→ What you are asked to do: Go through the records below line by line. Count the lines with "this" and give the count alone.

→ Material provided:
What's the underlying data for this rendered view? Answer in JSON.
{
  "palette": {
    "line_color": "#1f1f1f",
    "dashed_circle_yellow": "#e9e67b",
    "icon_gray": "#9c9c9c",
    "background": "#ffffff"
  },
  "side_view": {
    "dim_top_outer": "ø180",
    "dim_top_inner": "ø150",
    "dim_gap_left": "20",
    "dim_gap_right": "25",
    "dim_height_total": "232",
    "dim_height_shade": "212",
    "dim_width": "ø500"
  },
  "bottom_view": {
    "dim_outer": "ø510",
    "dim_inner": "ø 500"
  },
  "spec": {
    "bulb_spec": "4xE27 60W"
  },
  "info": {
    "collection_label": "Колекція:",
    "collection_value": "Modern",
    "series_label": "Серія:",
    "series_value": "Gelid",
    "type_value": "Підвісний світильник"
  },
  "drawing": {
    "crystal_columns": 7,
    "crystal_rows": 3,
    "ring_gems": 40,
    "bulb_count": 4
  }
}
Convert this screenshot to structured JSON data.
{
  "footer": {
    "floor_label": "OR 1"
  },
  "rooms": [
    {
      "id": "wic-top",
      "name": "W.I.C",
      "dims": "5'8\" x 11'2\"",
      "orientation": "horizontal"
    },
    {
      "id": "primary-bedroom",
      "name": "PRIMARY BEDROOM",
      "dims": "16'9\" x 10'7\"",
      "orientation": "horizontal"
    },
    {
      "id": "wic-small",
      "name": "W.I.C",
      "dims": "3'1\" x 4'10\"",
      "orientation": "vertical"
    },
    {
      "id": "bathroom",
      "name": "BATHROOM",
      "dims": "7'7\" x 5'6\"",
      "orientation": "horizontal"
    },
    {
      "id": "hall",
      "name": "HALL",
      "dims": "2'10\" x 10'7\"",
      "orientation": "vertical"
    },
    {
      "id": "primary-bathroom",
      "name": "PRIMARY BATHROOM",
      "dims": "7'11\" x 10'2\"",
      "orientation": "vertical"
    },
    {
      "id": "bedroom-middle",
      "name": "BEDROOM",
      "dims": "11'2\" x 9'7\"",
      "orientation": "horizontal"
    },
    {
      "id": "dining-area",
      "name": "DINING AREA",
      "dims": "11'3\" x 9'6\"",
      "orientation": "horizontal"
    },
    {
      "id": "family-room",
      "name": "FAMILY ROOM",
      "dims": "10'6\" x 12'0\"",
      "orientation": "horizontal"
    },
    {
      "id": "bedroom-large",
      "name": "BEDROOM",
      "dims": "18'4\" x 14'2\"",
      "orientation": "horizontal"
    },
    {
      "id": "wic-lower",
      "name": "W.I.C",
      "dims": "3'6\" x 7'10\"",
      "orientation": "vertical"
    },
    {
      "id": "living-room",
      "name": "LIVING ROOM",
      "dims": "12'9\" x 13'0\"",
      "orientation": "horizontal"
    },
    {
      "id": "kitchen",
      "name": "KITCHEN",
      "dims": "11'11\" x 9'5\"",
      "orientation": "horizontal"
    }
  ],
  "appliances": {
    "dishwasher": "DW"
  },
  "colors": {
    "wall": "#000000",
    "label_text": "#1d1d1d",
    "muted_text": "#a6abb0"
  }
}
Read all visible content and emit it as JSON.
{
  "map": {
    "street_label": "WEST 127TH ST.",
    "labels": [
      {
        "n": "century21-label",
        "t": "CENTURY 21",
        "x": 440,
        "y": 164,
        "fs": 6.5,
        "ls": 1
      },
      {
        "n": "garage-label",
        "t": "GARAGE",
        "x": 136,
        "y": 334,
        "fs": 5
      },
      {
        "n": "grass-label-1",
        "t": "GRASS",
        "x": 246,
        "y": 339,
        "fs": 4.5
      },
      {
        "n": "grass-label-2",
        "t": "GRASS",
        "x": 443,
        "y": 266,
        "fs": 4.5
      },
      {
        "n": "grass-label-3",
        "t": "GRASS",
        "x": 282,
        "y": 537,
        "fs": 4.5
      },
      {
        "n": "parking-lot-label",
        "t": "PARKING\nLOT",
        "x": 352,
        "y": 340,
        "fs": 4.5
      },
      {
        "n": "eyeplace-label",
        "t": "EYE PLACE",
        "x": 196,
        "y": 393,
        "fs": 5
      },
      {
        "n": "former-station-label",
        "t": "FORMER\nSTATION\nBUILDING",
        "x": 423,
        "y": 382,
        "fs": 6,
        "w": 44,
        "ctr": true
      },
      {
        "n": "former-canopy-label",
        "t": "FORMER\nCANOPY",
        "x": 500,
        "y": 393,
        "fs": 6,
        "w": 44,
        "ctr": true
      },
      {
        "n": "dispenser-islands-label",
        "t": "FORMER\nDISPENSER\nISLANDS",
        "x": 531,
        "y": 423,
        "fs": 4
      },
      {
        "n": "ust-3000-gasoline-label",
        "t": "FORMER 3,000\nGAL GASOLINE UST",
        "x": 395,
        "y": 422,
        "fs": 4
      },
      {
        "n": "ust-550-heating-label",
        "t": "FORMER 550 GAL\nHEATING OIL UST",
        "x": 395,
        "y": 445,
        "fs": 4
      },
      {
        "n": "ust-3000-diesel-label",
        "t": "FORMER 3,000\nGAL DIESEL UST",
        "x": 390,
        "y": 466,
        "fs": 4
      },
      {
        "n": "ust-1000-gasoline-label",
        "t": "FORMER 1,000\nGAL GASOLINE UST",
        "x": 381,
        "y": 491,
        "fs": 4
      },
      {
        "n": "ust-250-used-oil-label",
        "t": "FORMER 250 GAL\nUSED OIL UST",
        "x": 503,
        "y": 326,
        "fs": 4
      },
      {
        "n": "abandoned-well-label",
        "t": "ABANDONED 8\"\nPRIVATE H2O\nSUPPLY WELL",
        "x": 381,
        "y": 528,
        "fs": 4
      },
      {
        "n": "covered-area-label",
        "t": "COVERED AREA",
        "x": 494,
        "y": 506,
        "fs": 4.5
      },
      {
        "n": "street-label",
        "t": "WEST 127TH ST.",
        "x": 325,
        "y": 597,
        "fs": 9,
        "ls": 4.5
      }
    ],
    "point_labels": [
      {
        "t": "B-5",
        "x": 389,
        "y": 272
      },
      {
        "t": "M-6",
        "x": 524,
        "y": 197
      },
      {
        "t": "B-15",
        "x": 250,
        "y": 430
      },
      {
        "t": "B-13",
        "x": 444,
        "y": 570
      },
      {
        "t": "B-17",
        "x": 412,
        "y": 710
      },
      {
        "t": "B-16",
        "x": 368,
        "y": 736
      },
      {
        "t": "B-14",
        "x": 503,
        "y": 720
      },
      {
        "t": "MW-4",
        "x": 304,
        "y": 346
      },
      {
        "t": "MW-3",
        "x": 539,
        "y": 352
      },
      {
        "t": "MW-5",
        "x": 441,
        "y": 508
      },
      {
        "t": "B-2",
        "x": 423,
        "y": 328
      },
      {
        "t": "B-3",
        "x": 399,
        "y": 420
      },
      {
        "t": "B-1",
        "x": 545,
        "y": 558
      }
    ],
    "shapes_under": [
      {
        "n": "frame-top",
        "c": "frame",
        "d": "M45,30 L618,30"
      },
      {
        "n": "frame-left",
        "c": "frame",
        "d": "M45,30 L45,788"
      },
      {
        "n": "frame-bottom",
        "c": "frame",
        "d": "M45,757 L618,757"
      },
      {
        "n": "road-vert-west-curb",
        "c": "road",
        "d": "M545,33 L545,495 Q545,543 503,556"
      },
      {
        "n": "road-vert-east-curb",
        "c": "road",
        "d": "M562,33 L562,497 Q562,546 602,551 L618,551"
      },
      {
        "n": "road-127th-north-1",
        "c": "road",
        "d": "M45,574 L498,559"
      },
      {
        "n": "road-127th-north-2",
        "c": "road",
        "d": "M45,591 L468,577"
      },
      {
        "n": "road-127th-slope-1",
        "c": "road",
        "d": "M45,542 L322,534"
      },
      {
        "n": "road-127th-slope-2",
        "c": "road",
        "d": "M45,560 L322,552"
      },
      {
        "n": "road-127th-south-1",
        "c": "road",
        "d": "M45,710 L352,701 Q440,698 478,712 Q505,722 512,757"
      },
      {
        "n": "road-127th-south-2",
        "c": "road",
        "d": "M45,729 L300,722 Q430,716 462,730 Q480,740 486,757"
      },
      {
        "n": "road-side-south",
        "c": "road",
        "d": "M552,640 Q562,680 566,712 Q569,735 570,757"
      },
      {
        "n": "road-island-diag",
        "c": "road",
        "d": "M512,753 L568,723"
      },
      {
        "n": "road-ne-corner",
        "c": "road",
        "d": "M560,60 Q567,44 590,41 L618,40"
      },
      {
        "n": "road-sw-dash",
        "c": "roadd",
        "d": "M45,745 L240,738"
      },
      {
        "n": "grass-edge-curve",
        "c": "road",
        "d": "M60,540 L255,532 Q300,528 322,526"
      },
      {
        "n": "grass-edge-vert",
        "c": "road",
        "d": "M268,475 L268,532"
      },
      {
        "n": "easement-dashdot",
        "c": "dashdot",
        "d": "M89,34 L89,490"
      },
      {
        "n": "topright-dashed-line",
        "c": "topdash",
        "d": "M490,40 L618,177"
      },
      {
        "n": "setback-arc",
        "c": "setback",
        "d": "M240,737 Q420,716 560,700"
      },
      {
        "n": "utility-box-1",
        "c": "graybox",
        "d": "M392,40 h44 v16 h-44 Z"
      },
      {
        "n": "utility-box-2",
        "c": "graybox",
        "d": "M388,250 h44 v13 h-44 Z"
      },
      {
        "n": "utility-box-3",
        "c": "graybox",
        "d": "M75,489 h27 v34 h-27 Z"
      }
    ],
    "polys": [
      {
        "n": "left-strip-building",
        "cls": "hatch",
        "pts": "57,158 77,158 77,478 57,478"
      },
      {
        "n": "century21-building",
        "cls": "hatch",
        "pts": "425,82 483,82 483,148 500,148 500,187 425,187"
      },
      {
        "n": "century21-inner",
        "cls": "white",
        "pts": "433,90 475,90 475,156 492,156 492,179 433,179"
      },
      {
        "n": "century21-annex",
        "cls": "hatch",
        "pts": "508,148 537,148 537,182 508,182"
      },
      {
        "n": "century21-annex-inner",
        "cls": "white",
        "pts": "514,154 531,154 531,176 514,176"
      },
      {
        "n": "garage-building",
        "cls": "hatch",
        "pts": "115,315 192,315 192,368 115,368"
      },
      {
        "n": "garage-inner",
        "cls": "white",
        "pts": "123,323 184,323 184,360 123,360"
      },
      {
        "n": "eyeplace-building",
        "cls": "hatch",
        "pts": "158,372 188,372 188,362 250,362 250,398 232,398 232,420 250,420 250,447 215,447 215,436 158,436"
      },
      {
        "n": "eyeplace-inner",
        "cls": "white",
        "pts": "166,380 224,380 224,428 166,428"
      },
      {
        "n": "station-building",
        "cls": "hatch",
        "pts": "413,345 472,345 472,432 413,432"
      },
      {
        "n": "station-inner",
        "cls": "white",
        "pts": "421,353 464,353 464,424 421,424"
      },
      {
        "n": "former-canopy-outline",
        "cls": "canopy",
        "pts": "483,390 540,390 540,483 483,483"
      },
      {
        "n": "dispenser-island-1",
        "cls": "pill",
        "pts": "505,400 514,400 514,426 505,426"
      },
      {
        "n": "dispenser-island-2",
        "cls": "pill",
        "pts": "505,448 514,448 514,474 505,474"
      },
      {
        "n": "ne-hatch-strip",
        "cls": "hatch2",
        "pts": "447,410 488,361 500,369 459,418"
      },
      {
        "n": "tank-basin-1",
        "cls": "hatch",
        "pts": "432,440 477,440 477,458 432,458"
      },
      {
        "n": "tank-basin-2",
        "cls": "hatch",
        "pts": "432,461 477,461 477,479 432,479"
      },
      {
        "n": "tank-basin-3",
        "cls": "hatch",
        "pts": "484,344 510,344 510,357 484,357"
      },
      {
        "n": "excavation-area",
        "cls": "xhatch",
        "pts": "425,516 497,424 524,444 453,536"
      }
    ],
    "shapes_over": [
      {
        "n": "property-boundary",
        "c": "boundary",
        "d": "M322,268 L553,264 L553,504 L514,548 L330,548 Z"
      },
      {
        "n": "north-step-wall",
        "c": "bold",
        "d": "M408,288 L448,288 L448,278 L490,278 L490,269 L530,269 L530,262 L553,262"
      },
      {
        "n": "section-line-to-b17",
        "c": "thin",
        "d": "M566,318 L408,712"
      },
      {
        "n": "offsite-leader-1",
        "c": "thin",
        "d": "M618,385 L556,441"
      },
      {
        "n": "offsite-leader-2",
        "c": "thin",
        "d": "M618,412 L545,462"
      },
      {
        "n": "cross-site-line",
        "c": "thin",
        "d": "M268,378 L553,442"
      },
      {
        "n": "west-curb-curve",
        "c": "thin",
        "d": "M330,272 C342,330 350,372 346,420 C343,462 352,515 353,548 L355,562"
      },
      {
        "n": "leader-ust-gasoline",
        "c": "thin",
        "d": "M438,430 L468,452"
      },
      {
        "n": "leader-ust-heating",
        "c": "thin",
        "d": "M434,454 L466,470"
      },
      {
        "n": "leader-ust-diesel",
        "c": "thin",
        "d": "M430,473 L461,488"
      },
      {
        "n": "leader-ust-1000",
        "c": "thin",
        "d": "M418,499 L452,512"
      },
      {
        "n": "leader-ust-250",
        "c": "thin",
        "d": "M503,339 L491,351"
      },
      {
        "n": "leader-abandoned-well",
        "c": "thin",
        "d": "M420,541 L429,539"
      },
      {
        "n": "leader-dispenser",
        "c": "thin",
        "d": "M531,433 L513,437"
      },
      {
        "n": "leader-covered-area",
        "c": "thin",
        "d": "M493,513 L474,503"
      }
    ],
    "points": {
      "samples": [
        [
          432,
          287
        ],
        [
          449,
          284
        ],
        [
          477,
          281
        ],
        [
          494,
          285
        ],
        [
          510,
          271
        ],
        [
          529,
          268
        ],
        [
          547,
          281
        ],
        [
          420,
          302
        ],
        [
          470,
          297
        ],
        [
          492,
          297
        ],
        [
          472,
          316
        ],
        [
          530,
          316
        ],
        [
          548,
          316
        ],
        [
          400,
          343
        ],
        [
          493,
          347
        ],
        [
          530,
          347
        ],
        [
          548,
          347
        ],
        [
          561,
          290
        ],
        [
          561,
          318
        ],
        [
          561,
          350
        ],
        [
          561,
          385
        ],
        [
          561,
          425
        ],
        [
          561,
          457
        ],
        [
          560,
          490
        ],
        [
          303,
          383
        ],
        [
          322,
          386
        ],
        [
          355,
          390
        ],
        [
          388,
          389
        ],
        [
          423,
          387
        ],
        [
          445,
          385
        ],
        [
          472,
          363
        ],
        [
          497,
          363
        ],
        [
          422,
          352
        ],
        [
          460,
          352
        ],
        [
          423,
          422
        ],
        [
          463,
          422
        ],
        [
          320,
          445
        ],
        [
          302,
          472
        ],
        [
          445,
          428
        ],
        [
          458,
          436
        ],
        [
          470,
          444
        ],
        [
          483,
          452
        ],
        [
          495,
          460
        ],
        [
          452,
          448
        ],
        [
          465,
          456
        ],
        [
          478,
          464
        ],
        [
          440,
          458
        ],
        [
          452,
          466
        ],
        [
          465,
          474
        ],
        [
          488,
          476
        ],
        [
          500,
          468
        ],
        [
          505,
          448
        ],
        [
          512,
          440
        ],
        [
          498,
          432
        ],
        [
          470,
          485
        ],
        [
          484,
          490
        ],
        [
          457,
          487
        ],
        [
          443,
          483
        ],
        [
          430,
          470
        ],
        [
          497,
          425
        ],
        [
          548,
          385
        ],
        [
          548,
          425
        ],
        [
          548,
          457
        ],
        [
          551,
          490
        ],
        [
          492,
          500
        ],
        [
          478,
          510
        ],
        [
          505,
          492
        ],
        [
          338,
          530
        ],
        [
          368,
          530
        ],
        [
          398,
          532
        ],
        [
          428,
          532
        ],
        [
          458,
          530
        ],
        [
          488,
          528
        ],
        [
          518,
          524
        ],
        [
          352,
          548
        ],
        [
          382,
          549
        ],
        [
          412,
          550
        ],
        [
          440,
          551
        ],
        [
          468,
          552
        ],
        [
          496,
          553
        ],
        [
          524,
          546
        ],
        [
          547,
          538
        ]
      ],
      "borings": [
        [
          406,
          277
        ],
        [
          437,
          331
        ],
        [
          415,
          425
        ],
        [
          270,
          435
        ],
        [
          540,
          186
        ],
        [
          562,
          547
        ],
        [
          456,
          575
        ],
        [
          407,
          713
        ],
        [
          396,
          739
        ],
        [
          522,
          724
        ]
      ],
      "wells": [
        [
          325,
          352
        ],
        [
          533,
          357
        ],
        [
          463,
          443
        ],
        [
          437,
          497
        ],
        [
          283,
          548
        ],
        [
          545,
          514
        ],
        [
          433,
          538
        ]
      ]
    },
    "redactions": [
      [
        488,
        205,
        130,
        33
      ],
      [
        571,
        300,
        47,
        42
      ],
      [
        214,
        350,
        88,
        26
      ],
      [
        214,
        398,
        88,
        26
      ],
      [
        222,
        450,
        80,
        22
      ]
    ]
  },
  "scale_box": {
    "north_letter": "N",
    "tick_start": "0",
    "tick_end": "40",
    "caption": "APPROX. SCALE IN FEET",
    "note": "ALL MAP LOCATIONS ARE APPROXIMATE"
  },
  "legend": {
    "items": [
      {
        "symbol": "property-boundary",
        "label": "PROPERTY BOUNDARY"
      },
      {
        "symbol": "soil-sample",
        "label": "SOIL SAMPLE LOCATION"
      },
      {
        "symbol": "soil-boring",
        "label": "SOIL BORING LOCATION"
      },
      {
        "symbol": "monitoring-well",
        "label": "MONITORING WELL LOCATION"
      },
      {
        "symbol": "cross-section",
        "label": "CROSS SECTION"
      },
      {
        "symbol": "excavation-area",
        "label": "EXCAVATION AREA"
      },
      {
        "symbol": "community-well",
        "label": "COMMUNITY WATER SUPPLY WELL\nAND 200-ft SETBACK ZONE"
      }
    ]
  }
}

→ Exercise response: 2